Begin

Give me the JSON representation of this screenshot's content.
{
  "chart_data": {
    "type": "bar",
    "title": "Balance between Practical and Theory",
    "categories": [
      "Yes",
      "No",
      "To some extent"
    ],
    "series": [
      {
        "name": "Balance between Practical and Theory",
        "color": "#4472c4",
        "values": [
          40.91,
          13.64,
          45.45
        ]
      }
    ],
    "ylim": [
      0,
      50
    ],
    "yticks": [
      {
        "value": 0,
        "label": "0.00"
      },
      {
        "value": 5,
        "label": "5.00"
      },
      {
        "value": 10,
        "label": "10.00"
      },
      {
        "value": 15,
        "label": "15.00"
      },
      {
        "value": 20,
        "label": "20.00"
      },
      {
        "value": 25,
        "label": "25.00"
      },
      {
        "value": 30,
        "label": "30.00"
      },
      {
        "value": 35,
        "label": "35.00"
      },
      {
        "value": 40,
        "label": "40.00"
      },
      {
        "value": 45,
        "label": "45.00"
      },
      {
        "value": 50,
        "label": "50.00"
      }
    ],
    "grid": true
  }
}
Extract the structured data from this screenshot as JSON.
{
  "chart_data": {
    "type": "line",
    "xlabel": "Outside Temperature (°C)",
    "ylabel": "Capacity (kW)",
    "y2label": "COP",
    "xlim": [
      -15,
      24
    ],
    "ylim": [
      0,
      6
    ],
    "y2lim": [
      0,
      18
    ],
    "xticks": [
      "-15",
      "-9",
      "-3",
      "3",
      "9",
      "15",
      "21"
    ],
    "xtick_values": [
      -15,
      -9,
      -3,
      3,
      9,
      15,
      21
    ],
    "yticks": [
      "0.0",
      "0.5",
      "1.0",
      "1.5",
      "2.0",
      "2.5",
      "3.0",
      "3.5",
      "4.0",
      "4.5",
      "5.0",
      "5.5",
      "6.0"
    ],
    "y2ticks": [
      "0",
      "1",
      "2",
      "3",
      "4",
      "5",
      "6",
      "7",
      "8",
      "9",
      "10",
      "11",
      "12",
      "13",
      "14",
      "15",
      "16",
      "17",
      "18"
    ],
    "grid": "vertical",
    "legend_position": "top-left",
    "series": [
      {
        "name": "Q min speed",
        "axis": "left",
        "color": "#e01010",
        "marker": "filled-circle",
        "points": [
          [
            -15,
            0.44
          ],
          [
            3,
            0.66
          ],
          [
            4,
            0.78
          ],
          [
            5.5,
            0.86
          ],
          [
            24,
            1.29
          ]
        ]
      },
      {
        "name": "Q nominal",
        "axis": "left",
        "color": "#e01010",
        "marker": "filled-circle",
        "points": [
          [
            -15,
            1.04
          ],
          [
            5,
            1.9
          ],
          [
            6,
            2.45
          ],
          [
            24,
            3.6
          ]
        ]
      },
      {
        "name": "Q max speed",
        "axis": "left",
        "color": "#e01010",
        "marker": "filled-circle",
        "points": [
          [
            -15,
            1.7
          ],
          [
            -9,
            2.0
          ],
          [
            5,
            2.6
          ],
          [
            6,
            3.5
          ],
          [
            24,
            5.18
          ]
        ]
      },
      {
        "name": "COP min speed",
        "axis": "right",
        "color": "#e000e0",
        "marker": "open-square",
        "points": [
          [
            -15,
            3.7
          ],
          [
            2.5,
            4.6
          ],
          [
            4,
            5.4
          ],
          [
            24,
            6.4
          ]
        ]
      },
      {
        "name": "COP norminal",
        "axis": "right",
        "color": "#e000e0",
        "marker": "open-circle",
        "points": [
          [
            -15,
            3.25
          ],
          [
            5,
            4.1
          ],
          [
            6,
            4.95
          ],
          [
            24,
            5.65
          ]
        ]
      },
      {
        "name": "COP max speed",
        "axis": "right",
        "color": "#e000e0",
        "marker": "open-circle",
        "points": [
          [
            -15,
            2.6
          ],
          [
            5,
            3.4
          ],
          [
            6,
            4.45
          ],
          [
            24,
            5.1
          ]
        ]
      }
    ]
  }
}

End

WHAT YOU HAVE TO DO - Copy the material above verbatim.

ANSWER TO THE TASK -
Give me the JSON representation of this screenshot's content.
{
  "chart_data": {
    "type": "bar",
    "title": "Balance between Practical and Theory",
    "categories": [
      "Yes",
      "No",
      "To some extent"
    ],
    "series": [
      {
        "name": "Balance between Practical and Theory",
        "color": "#4472c4",
        "values": [
          40.91,
          13.64,
          45.45
        ]
      }
    ],
    "ylim": [
      0,
      50
    ],
    "yticks": [
      {
        "value": 0,
        "label": "0.00"
      },
      {
        "value": 5,
        "label": "5.00"
      },
      {
        "value": 10,
        "label": "10.00"
      },
      {
        "value": 15,
        "label": "15.00"
      },
      {
        "value": 20,
        "label": "20.00"
      },
      {
        "value": 25,
        "label": "25.00"
      },
      {
        "value": 30,
        "label": "30.00"
      },
      {
        "value": 35,
        "label": "35.00"
      },
      {
        "value": 40,
        "label": "40.00"
      },
      {
        "value": 45,
        "label": "45.00"
      },
      {
        "value": 50,
        "label": "50.00"
      }
    ],
    "grid": true
  }
}
Extract the structured data from this screenshot as JSON.
{
  "chart_data": {
    "type": "line",
    "xlabel": "Outside Temperature (°C)",
    "ylabel": "Capacity (kW)",
    "y2label": "COP",
    "xlim": [
      -15,
      24
    ],
    "ylim": [
      0,
      6
    ],
    "y2lim": [
      0,
      18
    ],
    "xticks": [
      "-15",
      "-9",
      "-3",
      "3",
      "9",
      "15",
      "21"
    ],
    "xtick_values": [
      -15,
      -9,
      -3,
      3,
      9,
      15,
      21
    ],
    "yticks": [
      "0.0",
      "0.5",
      "1.0",
      "1.5",
      "2.0",
      "2.5",
      "3.0",
      "3.5",
      "4.0",
      "4.5",
      "5.0",
      "5.5",
      "6.0"
    ],
    "y2ticks": [
      "0",
      "1",
      "2",
      "3",
      "4",
      "5",
      "6",
      "7",
      "8",
      "9",
      "10",
      "11",
      "12",
      "13",
      "14",
      "15",
      "16",
      "17",
      "18"
    ],
    "grid": "vertical",
    "legend_position": "top-left",
    "series": [
      {
        "name": "Q min speed",
        "axis": "left",
        "color": "#e01010",
        "marker": "filled-circle",
        "points": [
          [
            -15,
            0.44
          ],
          [
            3,
            0.66
          ],
          [
            4,
            0.78
          ],
          [
            5.5,
            0.86
          ],
          [
            24,
            1.29
          ]
        ]
      },
      {
        "name": "Q nominal",
        "axis": "left",
        "color": "#e01010",
        "marker": "filled-circle",
        "points": [
          [
            -15,
            1.04
          ],
          [
            5,
            1.9
          ],
          [
            6,
            2.45
          ],
          [
            24,
            3.6
          ]
        ]
      },
      {
        "name": "Q max speed",
        "axis": "left",
        "color": "#e01010",
        "marker": "filled-circle",
        "points": [
          [
            -15,
            1.7
          ],
          [
            -9,
            2.0
          ],
          [
            5,
            2.6
          ],
          [
            6,
            3.5
          ],
          [
            24,
            5.18
          ]
        ]
      },
      {
        "name": "COP min speed",
        "axis": "right",
        "color": "#e000e0",
        "marker": "open-square",
        "points": [
          [
            -15,
            3.7
          ],
          [
            2.5,
            4.6
          ],
          [
            4,
            5.4
          ],
          [
            24,
            6.4
          ]
        ]
      },
      {
        "name": "COP norminal",
        "axis": "right",
        "color": "#e000e0",
        "marker": "open-circle",
        "points": [
          [
            -15,
            3.25
          ],
          [
            5,
            4.1
          ],
          [
            6,
            4.95
          ],
          [
            24,
            5.65
          ]
        ]
      },
      {
        "name": "COP max speed",
        "axis": "right",
        "color": "#e000e0",
        "marker": "open-circle",
        "points": [
          [
            -15,
            2.6
          ],
          [
            5,
            3.4
          ],
          [
            6,
            4.45
          ],
          [
            24,
            5.1
          ]
        ]
      }
    ]
  }
}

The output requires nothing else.